## Start DATA SHOWN

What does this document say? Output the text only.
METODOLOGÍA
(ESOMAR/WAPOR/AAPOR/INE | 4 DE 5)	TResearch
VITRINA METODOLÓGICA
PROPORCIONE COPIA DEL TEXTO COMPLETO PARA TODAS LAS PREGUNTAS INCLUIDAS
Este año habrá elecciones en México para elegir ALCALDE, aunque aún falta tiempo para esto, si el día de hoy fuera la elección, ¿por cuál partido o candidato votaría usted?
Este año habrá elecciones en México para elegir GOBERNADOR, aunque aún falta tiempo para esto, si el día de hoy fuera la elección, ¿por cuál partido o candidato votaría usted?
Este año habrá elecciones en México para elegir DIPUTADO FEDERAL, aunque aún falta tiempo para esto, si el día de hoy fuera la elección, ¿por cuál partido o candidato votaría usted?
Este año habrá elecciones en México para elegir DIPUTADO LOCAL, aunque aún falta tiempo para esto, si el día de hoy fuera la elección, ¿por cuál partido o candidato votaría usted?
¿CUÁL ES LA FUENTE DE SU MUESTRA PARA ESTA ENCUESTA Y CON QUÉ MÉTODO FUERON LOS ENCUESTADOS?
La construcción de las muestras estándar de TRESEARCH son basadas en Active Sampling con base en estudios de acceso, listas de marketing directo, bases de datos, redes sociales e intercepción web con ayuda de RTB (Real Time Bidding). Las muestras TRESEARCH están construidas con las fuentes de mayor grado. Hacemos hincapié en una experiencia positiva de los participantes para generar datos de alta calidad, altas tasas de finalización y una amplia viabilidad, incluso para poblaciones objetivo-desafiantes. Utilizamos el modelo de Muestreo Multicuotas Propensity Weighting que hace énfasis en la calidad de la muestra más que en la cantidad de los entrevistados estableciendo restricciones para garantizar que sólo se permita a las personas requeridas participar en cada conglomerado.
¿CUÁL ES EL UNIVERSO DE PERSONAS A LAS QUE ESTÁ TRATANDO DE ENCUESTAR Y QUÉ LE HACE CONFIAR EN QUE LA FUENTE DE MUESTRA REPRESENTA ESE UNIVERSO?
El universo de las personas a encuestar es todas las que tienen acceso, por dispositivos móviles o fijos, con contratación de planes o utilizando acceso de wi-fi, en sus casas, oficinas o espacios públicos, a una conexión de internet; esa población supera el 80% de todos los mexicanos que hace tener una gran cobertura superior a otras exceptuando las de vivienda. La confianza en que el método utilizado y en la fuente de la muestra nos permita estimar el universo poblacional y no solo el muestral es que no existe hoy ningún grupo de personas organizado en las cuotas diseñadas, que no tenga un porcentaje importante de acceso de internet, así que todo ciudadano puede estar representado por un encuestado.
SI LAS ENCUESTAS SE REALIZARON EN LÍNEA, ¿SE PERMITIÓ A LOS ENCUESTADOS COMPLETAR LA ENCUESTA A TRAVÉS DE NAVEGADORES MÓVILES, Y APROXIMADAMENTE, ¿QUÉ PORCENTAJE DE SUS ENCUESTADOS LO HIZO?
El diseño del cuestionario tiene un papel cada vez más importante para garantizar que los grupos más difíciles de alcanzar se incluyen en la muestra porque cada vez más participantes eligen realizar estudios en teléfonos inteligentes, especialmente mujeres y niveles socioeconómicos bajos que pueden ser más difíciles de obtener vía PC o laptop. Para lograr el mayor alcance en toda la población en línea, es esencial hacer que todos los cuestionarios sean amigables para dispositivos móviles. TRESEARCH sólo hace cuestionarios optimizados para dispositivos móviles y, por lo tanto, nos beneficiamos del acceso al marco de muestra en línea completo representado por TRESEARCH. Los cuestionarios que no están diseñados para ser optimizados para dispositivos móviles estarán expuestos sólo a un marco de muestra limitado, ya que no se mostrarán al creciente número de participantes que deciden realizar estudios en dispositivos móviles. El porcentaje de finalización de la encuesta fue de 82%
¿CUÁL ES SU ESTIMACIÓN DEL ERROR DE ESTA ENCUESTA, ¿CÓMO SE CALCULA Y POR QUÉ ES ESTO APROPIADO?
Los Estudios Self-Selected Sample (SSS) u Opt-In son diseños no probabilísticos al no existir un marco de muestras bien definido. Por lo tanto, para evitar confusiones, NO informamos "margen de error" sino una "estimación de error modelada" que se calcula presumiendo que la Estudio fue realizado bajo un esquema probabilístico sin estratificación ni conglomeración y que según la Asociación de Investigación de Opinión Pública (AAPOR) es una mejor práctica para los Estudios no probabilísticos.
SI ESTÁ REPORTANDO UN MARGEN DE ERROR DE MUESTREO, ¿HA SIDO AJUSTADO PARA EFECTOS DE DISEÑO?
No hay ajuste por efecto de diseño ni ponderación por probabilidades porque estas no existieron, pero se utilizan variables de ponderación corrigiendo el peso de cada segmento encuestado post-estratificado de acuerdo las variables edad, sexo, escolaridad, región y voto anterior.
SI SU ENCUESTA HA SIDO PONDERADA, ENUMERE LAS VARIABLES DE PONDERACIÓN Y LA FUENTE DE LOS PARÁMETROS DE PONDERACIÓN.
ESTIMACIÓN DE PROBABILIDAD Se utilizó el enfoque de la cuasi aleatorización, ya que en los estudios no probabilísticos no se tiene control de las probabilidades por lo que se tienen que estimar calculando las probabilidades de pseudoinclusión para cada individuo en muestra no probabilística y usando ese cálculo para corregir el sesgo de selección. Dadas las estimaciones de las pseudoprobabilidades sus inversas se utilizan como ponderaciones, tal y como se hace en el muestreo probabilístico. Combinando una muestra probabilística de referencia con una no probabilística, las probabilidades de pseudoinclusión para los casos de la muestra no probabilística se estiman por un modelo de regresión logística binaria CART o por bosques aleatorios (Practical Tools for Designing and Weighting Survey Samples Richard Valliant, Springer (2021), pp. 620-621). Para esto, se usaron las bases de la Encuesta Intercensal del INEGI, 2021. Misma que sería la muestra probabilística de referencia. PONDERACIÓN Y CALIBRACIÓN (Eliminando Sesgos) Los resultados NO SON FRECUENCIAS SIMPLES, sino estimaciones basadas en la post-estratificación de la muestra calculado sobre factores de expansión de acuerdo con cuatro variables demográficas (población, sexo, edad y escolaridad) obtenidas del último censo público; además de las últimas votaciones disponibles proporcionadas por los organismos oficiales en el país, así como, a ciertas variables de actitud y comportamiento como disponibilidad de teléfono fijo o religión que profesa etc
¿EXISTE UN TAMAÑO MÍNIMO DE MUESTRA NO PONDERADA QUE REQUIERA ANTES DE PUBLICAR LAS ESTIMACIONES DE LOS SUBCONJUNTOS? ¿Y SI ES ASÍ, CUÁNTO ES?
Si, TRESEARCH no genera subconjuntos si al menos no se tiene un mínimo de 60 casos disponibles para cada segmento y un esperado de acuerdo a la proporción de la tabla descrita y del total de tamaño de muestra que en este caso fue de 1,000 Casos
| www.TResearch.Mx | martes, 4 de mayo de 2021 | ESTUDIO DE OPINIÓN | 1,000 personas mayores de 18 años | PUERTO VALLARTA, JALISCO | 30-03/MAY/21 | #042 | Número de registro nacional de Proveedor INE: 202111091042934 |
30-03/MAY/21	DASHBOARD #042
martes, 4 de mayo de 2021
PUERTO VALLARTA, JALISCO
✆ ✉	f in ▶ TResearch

## End DATA SHOWN

- WHAT NEEDS TO BE DONE
The listing above should be transcribed in full, exactly as written.

- THE COMPLETED TASK
What does this document say? Output the text only.
METODOLOGÍA
(ESOMAR/WAPOR/AAPOR/INE | 4 DE 5)	TResearch
VITRINA METODOLÓGICA
PROPORCIONE COPIA DEL TEXTO COMPLETO PARA TODAS LAS PREGUNTAS INCLUIDAS
Este año habrá elecciones en México para elegir ALCALDE, aunque aún falta tiempo para esto, si el día de hoy fuera la elección, ¿por cuál partido o candidato votaría usted?
Este año habrá elecciones en México para elegir GOBERNADOR, aunque aún falta tiempo para esto, si el día de hoy fuera la elección, ¿por cuál partido o candidato votaría usted?
Este año habrá elecciones en México para elegir DIPUTADO FEDERAL, aunque aún falta tiempo para esto, si el día de hoy fuera la elección, ¿por cuál partido o candidato votaría usted?
Este año habrá elecciones en México para elegir DIPUTADO LOCAL, aunque aún falta tiempo para esto, si el día de hoy fuera la elección, ¿por cuál partido o candidato votaría usted?
¿CUÁL ES LA FUENTE DE SU MUESTRA PARA ESTA ENCUESTA Y CON QUÉ MÉTODO FUERON LOS ENCUESTADOS?
La construcción de las muestras estándar de TRESEARCH son basadas en Active Sampling con base en estudios de acceso, listas de marketing directo, bases de datos, redes sociales e intercepción web con ayuda de RTB (Real Time Bidding). Las muestras TRESEARCH están construidas con las fuentes de mayor grado. Hacemos hincapié en una experiencia positiva de los participantes para generar datos de alta calidad, altas tasas de finalización y una amplia viabilidad, incluso para poblaciones objetivo-desafiantes. Utilizamos el modelo de Muestreo Multicuotas Propensity Weighting que hace énfasis en la calidad de la muestra más que en la cantidad de los entrevistados estableciendo restricciones para garantizar que sólo se permita a las personas requeridas participar en cada conglomerado.
¿CUÁL ES EL UNIVERSO DE PERSONAS A LAS QUE ESTÁ TRATANDO DE ENCUESTAR Y QUÉ LE HACE CONFIAR EN QUE LA FUENTE DE MUESTRA REPRESENTA ESE UNIVERSO?
El universo de las personas a encuestar es todas las que tienen acceso, por dispositivos móviles o fijos, con contratación de planes o utilizando acceso de wi-fi, en sus casas, oficinas o espacios públicos, a una conexión de internet; esa población supera el 80% de todos los mexicanos que hace tener una gran cobertura superior a otras exceptuando las de vivienda. La confianza en que el método utilizado y en la fuente de la muestra nos permita estimar el universo poblacional y no solo el muestral es que no existe hoy ningún grupo de personas organizado en las cuotas diseñadas, que no tenga un porcentaje importante de acceso de internet, así que todo ciudadano puede estar representado por un encuestado.
SI LAS ENCUESTAS SE REALIZARON EN LÍNEA, ¿SE PERMITIÓ A LOS ENCUESTADOS COMPLETAR LA ENCUESTA A TRAVÉS DE NAVEGADORES MÓVILES, Y APROXIMADAMENTE, ¿QUÉ PORCENTAJE DE SUS ENCUESTADOS LO HIZO?
El diseño del cuestionario tiene un papel cada vez más importante para garantizar que los grupos más difíciles de alcanzar se incluyen en la muestra porque cada vez más participantes eligen realizar estudios en teléfonos inteligentes, especialmente mujeres y niveles socioeconómicos bajos que pueden ser más difíciles de obtener vía PC o laptop. Para lograr el mayor alcance en toda la población en línea, es esencial hacer que todos los cuestionarios sean amigables para dispositivos móviles. TRESEARCH sólo hace cuestionarios optimizados para dispositivos móviles y, por lo tanto, nos beneficiamos del acceso al marco de muestra en línea completo representado por TRESEARCH. Los cuestionarios que no están diseñados para ser optimizados para dispositivos móviles estarán expuestos sólo a un marco de muestra limitado, ya que no se mostrarán al creciente número de participantes que deciden realizar estudios en dispositivos móviles. El porcentaje de finalización de la encuesta fue de 82%
¿CUÁL ES SU ESTIMACIÓN DEL ERROR DE ESTA ENCUESTA, ¿CÓMO SE CALCULA Y POR QUÉ ES ESTO APROPIADO?
Los Estudios Self-Selected Sample (SSS) u Opt-In son diseños no probabilísticos al no existir un marco de muestras bien definido. Por lo tanto, para evitar confusiones, NO informamos "margen de error" sino una "estimación de error modelada" que se calcula presumiendo que la Estudio fue realizado bajo un esquema probabilístico sin estratificación ni conglomeración y que según la Asociación de Investigación de Opinión Pública (AAPOR) es una mejor práctica para los Estudios no probabilísticos.
SI ESTÁ REPORTANDO UN MARGEN DE ERROR DE MUESTREO, ¿HA SIDO AJUSTADO PARA EFECTOS DE DISEÑO?
No hay ajuste por efecto de diseño ni ponderación por probabilidades porque estas no existieron, pero se utilizan variables de ponderación corrigiendo el peso de cada segmento encuestado post-estratificado de acuerdo las variables edad, sexo, escolaridad, región y voto anterior.
SI SU ENCUESTA HA SIDO PONDERADA, ENUMERE LAS VARIABLES DE PONDERACIÓN Y LA FUENTE DE LOS PARÁMETROS DE PONDERACIÓN.
ESTIMACIÓN DE PROBABILIDAD Se utilizó el enfoque de la cuasi aleatorización, ya que en los estudios no probabilísticos no se tiene control de las probabilidades por lo que se tienen que estimar calculando las probabilidades de pseudoinclusión para cada individuo en muestra no probabilística y usando ese cálculo para corregir el sesgo de selección. Dadas las estimaciones de las pseudoprobabilidades sus inversas se utilizan como ponderaciones, tal y como se hace en el muestreo probabilístico. Combinando una muestra probabilística de referencia con una no probabilística, las probabilidades de pseudoinclusión para los casos de la muestra no probabilística se estiman por un modelo de regresión logística binaria CART o por bosques aleatorios (Practical Tools for Designing and Weighting Survey Samples Richard Valliant, Springer (2021), pp. 620-621). Para esto, se usaron las bases de la Encuesta Intercensal del INEGI, 2021. Misma que sería la muestra probabilística de referencia. PONDERACIÓN Y CALIBRACIÓN (Eliminando Sesgos) Los resultados NO SON FRECUENCIAS SIMPLES, sino estimaciones basadas en la post-estratificación de la muestra calculado sobre factores de expansión de acuerdo con cuatro variables demográficas (población, sexo, edad y escolaridad) obtenidas del último censo público; además de las últimas votaciones disponibles proporcionadas por los organismos oficiales en el país, así como, a ciertas variables de actitud y comportamiento como disponibilidad de teléfono fijo o religión que profesa etc
¿EXISTE UN TAMAÑO MÍNIMO DE MUESTRA NO PONDERADA QUE REQUIERA ANTES DE PUBLICAR LAS ESTIMACIONES DE LOS SUBCONJUNTOS? ¿Y SI ES ASÍ, CUÁNTO ES?
Si, TRESEARCH no genera subconjuntos si al menos no se tiene un mínimo de 60 casos disponibles para cada segmento y un esperado de acuerdo a la proporción de la tabla descrita y del total de tamaño de muestra que en este caso fue de 1,000 Casos
| www.TResearch.Mx | martes, 4 de mayo de 2021 | ESTUDIO DE OPINIÓN | 1,000 personas mayores de 18 años | PUERTO VALLARTA, JALISCO | 30-03/MAY/21 | #042 | Número de registro nacional de Proveedor INE: 202111091042934 |
30-03/MAY/21	DASHBOARD #042
martes, 4 de mayo de 2021
PUERTO VALLARTA, JALISCO
✆ ✉	f in ▶ TResearch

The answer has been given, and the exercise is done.